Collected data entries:
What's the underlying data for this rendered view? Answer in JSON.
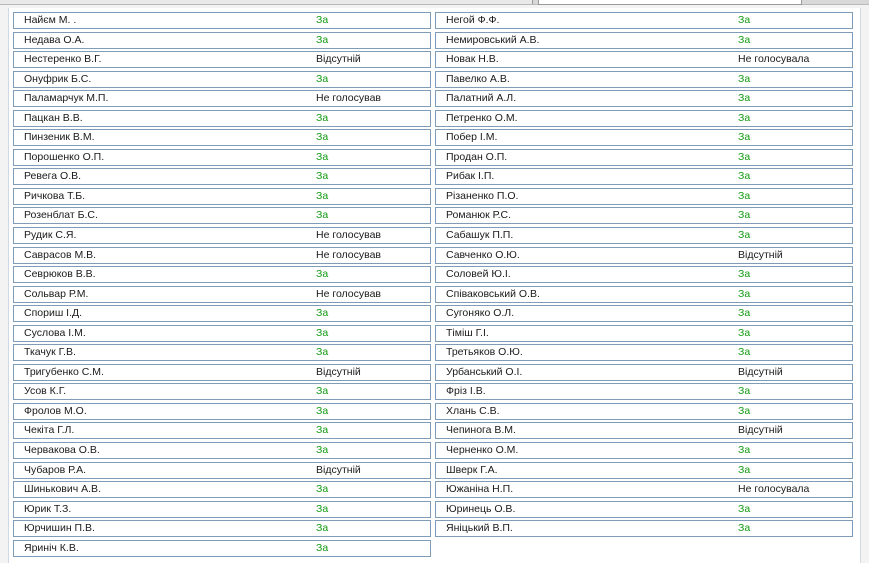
{
  "results": {
    "left": [
      {
        "name": "Найєм М. .",
        "vote": "За"
      },
      {
        "name": "Недава О.А.",
        "vote": "За"
      },
      {
        "name": "Нестеренко В.Г.",
        "vote": "Відсутній"
      },
      {
        "name": "Онуфрик Б.С.",
        "vote": "За"
      },
      {
        "name": "Паламарчук М.П.",
        "vote": "Не голосував"
      },
      {
        "name": "Пацкан В.В.",
        "vote": "За"
      },
      {
        "name": "Пинзеник В.М.",
        "vote": "За"
      },
      {
        "name": "Порошенко О.П.",
        "vote": "За"
      },
      {
        "name": "Ревега О.В.",
        "vote": "За"
      },
      {
        "name": "Ричкова Т.Б.",
        "vote": "За"
      },
      {
        "name": "Розенблат Б.С.",
        "vote": "За"
      },
      {
        "name": "Рудик С.Я.",
        "vote": "Не голосував"
      },
      {
        "name": "Саврасов М.В.",
        "vote": "Не голосував"
      },
      {
        "name": "Севрюков В.В.",
        "vote": "За"
      },
      {
        "name": "Сольвар Р.М.",
        "vote": "Не голосував"
      },
      {
        "name": "Спориш І.Д.",
        "vote": "За"
      },
      {
        "name": "Суслова І.М.",
        "vote": "За"
      },
      {
        "name": "Ткачук Г.В.",
        "vote": "За"
      },
      {
        "name": "Тригубенко С.М.",
        "vote": "Відсутній"
      },
      {
        "name": "Усов К.Г.",
        "vote": "За"
      },
      {
        "name": "Фролов М.О.",
        "vote": "За"
      },
      {
        "name": "Чекіта Г.Л.",
        "vote": "За"
      },
      {
        "name": "Червакова О.В.",
        "vote": "За"
      },
      {
        "name": "Чубаров Р.А.",
        "vote": "Відсутній"
      },
      {
        "name": "Шинькович А.В.",
        "vote": "За"
      },
      {
        "name": "Юрик Т.З.",
        "vote": "За"
      },
      {
        "name": "Юрчишин П.В.",
        "vote": "За"
      },
      {
        "name": "Яриніч К.В.",
        "vote": "За"
      }
    ],
    "right": [
      {
        "name": "Негой Ф.Ф.",
        "vote": "За"
      },
      {
        "name": "Немировський А.В.",
        "vote": "За"
      },
      {
        "name": "Новак Н.В.",
        "vote": "Не голосувала"
      },
      {
        "name": "Павелко А.В.",
        "vote": "За"
      },
      {
        "name": "Палатний А.Л.",
        "vote": "За"
      },
      {
        "name": "Петренко О.М.",
        "vote": "За"
      },
      {
        "name": "Побер І.М.",
        "vote": "За"
      },
      {
        "name": "Продан О.П.",
        "vote": "За"
      },
      {
        "name": "Рибак І.П.",
        "vote": "За"
      },
      {
        "name": "Різаненко П.О.",
        "vote": "За"
      },
      {
        "name": "Романюк Р.С.",
        "vote": "За"
      },
      {
        "name": "Сабашук П.П.",
        "vote": "За"
      },
      {
        "name": "Савченко О.Ю.",
        "vote": "Відсутній"
      },
      {
        "name": "Соловей Ю.І.",
        "vote": "За"
      },
      {
        "name": "Співаковський О.В.",
        "vote": "За"
      },
      {
        "name": "Сугоняко О.Л.",
        "vote": "За"
      },
      {
        "name": "Тіміш Г.І.",
        "vote": "За"
      },
      {
        "name": "Третьяков О.Ю.",
        "vote": "За"
      },
      {
        "name": "Урбанський О.І.",
        "vote": "Відсутній"
      },
      {
        "name": "Фріз І.В.",
        "vote": "За"
      },
      {
        "name": "Хлань С.В.",
        "vote": "За"
      },
      {
        "name": "Чепинога В.М.",
        "vote": "Відсутній"
      },
      {
        "name": "Черненко О.М.",
        "vote": "За"
      },
      {
        "name": "Шверк Г.А.",
        "vote": "За"
      },
      {
        "name": "Южаніна Н.П.",
        "vote": "Не голосувала"
      },
      {
        "name": "Юринець О.В.",
        "vote": "За"
      },
      {
        "name": "Яніцький В.П.",
        "vote": "За"
      }
    ]
  },
  "colors": {
    "vote_for": "#119a11",
    "vote_other": "#1a1a1a",
    "row_border": "#7f9db9"
  }
}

- [EXERCISE AIM]: Write out the listing word for word, omitting the pictures it holds.

- [TASK OUTPUT]:
What's the underlying data for this rendered view? Answer in JSON.
{
  "results": {
    "left": [
      {
        "name": "Найєм М. .",
        "vote": "За"
      },
      {
        "name": "Недава О.А.",
        "vote": "За"
      },
      {
        "name": "Нестеренко В.Г.",
        "vote": "Відсутній"
      },
      {
        "name": "Онуфрик Б.С.",
        "vote": "За"
      },
      {
        "name": "Паламарчук М.П.",
        "vote": "Не голосував"
      },
      {
        "name": "Пацкан В.В.",
        "vote": "За"
      },
      {
        "name": "Пинзеник В.М.",
        "vote": "За"
      },
      {
        "name": "Порошенко О.П.",
        "vote": "За"
      },
      {
        "name": "Ревега О.В.",
        "vote": "За"
      },
      {
        "name": "Ричкова Т.Б.",
        "vote": "За"
      },
      {
        "name": "Розенблат Б.С.",
        "vote": "За"
      },
      {
        "name": "Рудик С.Я.",
        "vote": "Не голосував"
      },
      {
        "name": "Саврасов М.В.",
        "vote": "Не голосував"
      },
      {
        "name": "Севрюков В.В.",
        "vote": "За"
      },
      {
        "name": "Сольвар Р.М.",
        "vote": "Не голосував"
      },
      {
        "name": "Спориш І.Д.",
        "vote": "За"
      },
      {
        "name": "Суслова І.М.",
        "vote": "За"
      },
      {
        "name": "Ткачук Г.В.",
        "vote": "За"
      },
      {
        "name": "Тригубенко С.М.",
        "vote": "Відсутній"
      },
      {
        "name": "Усов К.Г.",
        "vote": "За"
      },
      {
        "name": "Фролов М.О.",
        "vote": "За"
      },
      {
        "name": "Чекіта Г.Л.",
        "vote": "За"
      },
      {
        "name": "Червакова О.В.",
        "vote": "За"
      },
      {
        "name": "Чубаров Р.А.",
        "vote": "Відсутній"
      },
      {
        "name": "Шинькович А.В.",
        "vote": "За"
      },
      {
        "name": "Юрик Т.З.",
        "vote": "За"
      },
      {
        "name": "Юрчишин П.В.",
        "vote": "За"
      },
      {
        "name": "Яриніч К.В.",
        "vote": "За"
      }
    ],
    "right": [
      {
        "name": "Негой Ф.Ф.",
        "vote": "За"
      },
      {
        "name": "Немировський А.В.",
        "vote": "За"
      },
      {
        "name": "Новак Н.В.",
        "vote": "Не голосувала"
      },
      {
        "name": "Павелко А.В.",
        "vote": "За"
      },
      {
        "name": "Палатний А.Л.",
        "vote": "За"
      },
      {
        "name": "Петренко О.М.",
        "vote": "За"
      },
      {
        "name": "Побер І.М.",
        "vote": "За"
      },
      {
        "name": "Продан О.П.",
        "vote": "За"
      },
      {
        "name": "Рибак І.П.",
        "vote": "За"
      },
      {
        "name": "Різаненко П.О.",
        "vote": "За"
      },
      {
        "name": "Романюк Р.С.",
        "vote": "За"
      },
      {
        "name": "Сабашук П.П.",
        "vote": "За"
      },
      {
        "name": "Савченко О.Ю.",
        "vote": "Відсутній"
      },
      {
        "name": "Соловей Ю.І.",
        "vote": "За"
      },
      {
        "name": "Співаковський О.В.",
        "vote": "За"
      },
      {
        "name": "Сугоняко О.Л.",
        "vote": "За"
      },
      {
        "name": "Тіміш Г.І.",
        "vote": "За"
      },
      {
        "name": "Третьяков О.Ю.",
        "vote": "За"
      },
      {
        "name": "Урбанський О.І.",
        "vote": "Відсутній"
      },
      {
        "name": "Фріз І.В.",
        "vote": "За"
      },
      {
        "name": "Хлань С.В.",
        "vote": "За"
      },
      {
        "name": "Чепинога В.М.",
        "vote": "Відсутній"
      },
      {
        "name": "Черненко О.М.",
        "vote": "За"
      },
      {
        "name": "Шверк Г.А.",
        "vote": "За"
      },
      {
        "name": "Южаніна Н.П.",
        "vote": "Не голосувала"
      },
      {
        "name": "Юринець О.В.",
        "vote": "За"
      },
      {
        "name": "Яніцький В.П.",
        "vote": "За"
      }
    ]
  },
  "colors": {
    "vote_for": "#119a11",
    "vote_other": "#1a1a1a",
    "row_border": "#7f9db9"
  }
}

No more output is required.